**WORK TO DO**
Only lines holding the string "가톨릭회관" are wanted; copy each one from the material.

**DATA ENTRIES**
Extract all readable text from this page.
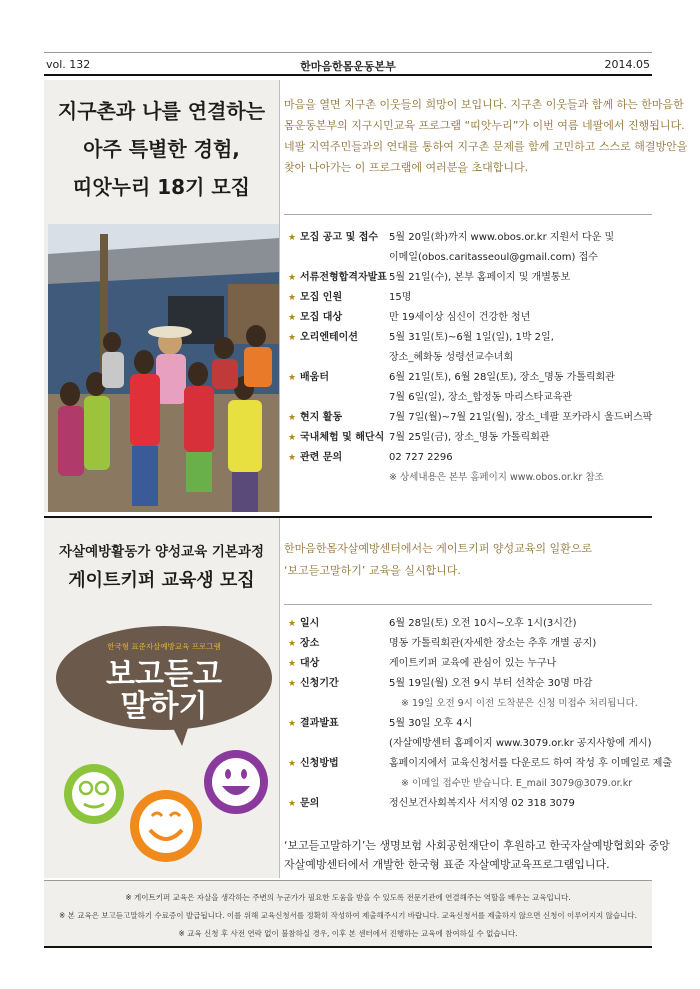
vol. 132	한마음한몸운동본부	2014.05
지구촌과 나를 연결하는
아주 특별한 경험,
띠앗누리 18기 모집
마음을 열면 지구촌 이웃들의 희망이 보입니다. 지구촌 이웃들과 함께 하는 한마음한
몸운동본부의 지구시민교육 프로그램 “띠앗누리”가 이번 여름 네팔에서 진행됩니다.
네팔 지역주민들과의 연대를 통하여 지구촌 문제를 함께 고민하고 스스로 해결방안을
찾아 나아가는 이 프로그램에 여러분을 초대합니다.
★ 모집 공고 및 접수 5월 20일(화)까지 www.obos.or.kr 지원서 다운 및
이메일(obos.caritasseoul@gmail.com) 접수
★ 서류전형합격자발표 5월 21일(수), 본부 홈페이지 및 개별통보
★ 모집 인원	15명
★ 모집 대상	만 19세이상 심신이 건강한 청년
★ 오리엔테이션	5월 31일(토)~6월 1일(일), 1박 2일,
장소_혜화동 성령선교수녀회
★ 배움터	6월 21일(토), 6월 28일(토), 장소_명동 가톨릭회관
7월 6일(일), 장소_합정동 마리스타교육관
★ 현지 활동	7월 7일(월)~7월 21일(월), 장소_네팔 포카라시 울드버스팍
★ 국내체험 및 해단식 7월 25일(금), 장소_명동 가톨릭회관
★ 관련 문의	02 727 2296
※ 상세내용은 본부 홈페이지 www.obos.or.kr 참조
자살예방활동가 양성교육 기본과정
게이트키퍼 교육생 모집
한국형 표준자살예방교육 프로그램
보고듣고
말하기
한마음한몸자살예방센터에서는 게이트키퍼 양성교육의 일환으로
‘보고듣고말하기’ 교육을 실시합니다.
★ 일시	6월 28일(토) 오전 10시~오후 1시(3시간)
★ 장소	명동 가톨릭회관(자세한 장소는 추후 개별 공지)
★ 대상	게이트키퍼 교육에 관심이 있는 누구나
★ 신청기간	5월 19일(월) 오전 9시 부터 선착순 30명 마감
※ 19일 오전 9시 이전 도착분은 신청 미접수 처리됩니다.
★ 결과발표	5월 30일 오후 4시
(자살예방센터 홈페이지 www.3079.or.kr 공지사항에 게시)
★ 신청방법	홈페이지에서 교육신청서를 다운로드 하여 작성 후 이메일로 제출
※ 이메일 접수만 받습니다. E_mail 3079@3079.or.kr
★ 문의	정신보건사회복지사 서지영 02 318 3079
‘보고듣고말하기’는 생명보험 사회공헌재단이 후원하고 한국자살예방협회와 중앙
자살예방센터에서 개발한 한국형 표준 자살예방교육프로그램입니다.
※ 게이트키퍼 교육은 자살을 생각하는 주변의 누군가가 필요한 도움을 받을 수 있도록 전문기관에 연결해주는 역할을 배우는 교육입니다.
※ 본 교육은 보고듣고말하기 수료증이 발급됩니다. 이를 위해 교육신청서를 정확히 작성하여 제출해주시기 바랍니다. 교육신청서를 제출하지 않으면 신청이 이루어지지 않습니다.
※ 교육 신청 후 사전 연락 없이 불참하실 경우, 이후 본 센터에서 진행하는 교육에 참여하실 수 없습니다.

**ANSWER TO THE TASK**
★ 배움터	6월 21일(토), 6월 28일(토), 장소_명동 가톨릭회관
★ 국내체험 및 해단식 7월 25일(금), 장소_명동 가톨릭회관
★ 장소	명동 가톨릭회관(자세한 장소는 추후 개별 공지)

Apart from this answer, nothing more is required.